(Data excerpts)
+---+

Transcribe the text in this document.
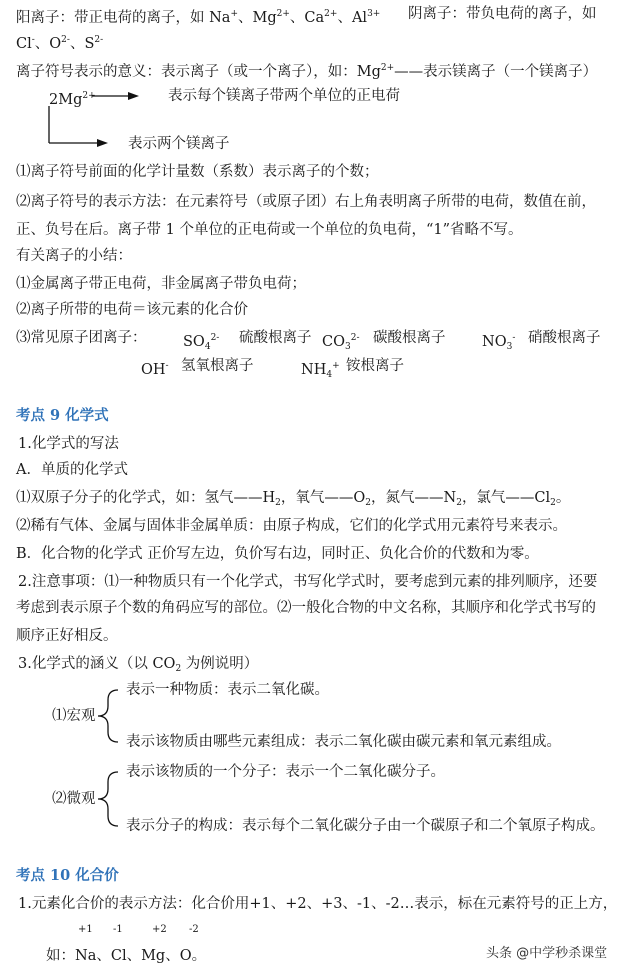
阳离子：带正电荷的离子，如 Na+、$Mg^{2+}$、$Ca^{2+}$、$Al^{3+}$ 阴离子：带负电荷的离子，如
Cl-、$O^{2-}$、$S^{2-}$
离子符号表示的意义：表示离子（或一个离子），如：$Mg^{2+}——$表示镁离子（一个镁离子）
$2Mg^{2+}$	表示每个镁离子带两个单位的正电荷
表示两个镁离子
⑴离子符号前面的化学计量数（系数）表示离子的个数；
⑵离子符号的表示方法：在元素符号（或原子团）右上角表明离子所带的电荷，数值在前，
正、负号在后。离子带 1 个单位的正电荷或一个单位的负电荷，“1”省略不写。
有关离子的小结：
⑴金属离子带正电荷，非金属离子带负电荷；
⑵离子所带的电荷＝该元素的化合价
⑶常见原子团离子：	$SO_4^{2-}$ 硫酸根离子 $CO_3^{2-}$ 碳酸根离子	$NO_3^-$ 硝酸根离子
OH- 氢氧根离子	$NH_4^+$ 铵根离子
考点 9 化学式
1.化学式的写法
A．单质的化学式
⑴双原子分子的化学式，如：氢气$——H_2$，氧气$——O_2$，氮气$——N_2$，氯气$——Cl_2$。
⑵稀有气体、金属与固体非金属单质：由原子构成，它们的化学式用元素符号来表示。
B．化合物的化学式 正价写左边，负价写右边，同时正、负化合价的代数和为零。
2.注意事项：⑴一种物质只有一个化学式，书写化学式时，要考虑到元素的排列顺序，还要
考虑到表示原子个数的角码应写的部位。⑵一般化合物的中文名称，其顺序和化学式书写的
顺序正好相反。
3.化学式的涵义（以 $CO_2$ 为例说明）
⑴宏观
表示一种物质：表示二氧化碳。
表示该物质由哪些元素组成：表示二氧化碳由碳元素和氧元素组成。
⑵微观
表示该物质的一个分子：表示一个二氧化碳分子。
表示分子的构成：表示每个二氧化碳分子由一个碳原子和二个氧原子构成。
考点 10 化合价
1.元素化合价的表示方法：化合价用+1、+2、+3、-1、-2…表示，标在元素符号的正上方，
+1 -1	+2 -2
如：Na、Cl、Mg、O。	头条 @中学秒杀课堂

+---+

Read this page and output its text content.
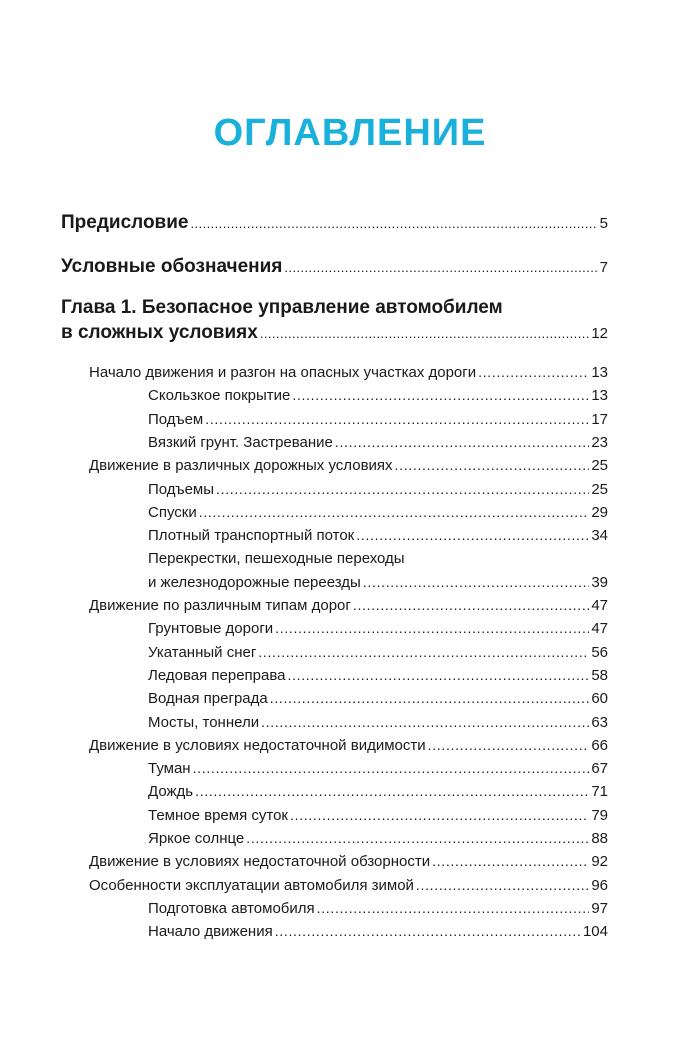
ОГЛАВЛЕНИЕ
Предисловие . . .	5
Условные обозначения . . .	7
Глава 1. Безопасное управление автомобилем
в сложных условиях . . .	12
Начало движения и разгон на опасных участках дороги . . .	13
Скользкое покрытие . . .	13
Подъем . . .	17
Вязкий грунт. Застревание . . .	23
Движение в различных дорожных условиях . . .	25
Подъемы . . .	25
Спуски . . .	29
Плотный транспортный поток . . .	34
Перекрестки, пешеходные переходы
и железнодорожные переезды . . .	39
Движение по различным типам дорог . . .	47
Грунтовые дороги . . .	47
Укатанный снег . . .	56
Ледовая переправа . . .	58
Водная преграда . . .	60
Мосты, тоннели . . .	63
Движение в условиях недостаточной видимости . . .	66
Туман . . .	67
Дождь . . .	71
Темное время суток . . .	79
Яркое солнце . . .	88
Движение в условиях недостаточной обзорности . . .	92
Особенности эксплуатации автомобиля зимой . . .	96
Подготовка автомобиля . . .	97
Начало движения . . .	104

+---+

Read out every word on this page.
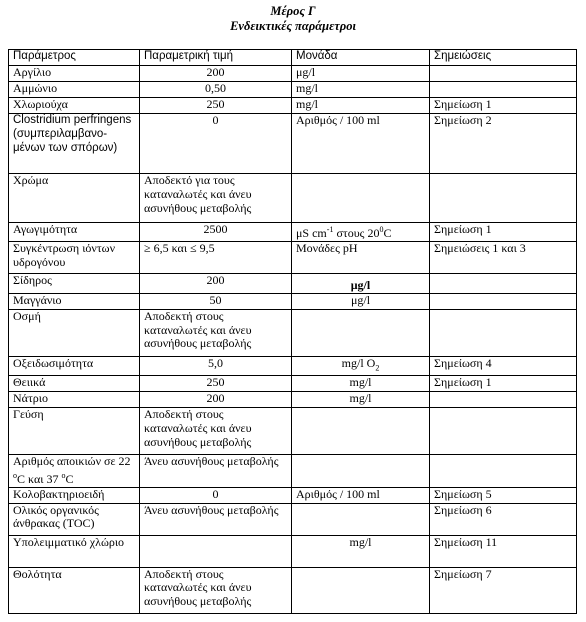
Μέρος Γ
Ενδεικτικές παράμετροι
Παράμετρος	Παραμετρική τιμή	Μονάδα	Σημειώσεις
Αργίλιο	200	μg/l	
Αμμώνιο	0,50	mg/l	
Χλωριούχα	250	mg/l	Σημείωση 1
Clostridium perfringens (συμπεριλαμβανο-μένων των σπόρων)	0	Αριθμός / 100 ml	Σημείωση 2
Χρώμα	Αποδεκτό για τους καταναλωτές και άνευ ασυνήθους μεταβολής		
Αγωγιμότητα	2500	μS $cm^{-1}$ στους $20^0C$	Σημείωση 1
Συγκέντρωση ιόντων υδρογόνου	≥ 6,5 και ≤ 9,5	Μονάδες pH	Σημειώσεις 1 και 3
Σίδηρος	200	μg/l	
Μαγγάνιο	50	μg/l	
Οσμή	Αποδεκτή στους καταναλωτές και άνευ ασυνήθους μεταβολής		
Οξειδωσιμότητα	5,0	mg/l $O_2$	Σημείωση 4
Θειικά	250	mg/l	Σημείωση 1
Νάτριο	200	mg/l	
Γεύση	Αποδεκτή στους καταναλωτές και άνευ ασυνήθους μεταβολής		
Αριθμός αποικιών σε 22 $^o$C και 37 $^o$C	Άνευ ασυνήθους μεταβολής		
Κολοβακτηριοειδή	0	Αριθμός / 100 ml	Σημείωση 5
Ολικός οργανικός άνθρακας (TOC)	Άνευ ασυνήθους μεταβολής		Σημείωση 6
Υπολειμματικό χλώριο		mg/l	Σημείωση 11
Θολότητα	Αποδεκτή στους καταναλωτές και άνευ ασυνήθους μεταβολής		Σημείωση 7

+---+

■ Aim: Gather each line in the entries above where the string "недостаточной" is found.

■ Complete response:
Движение в условиях недостаточной видимости . . .	66
Движение в условиях недостаточной обзорности . . .	92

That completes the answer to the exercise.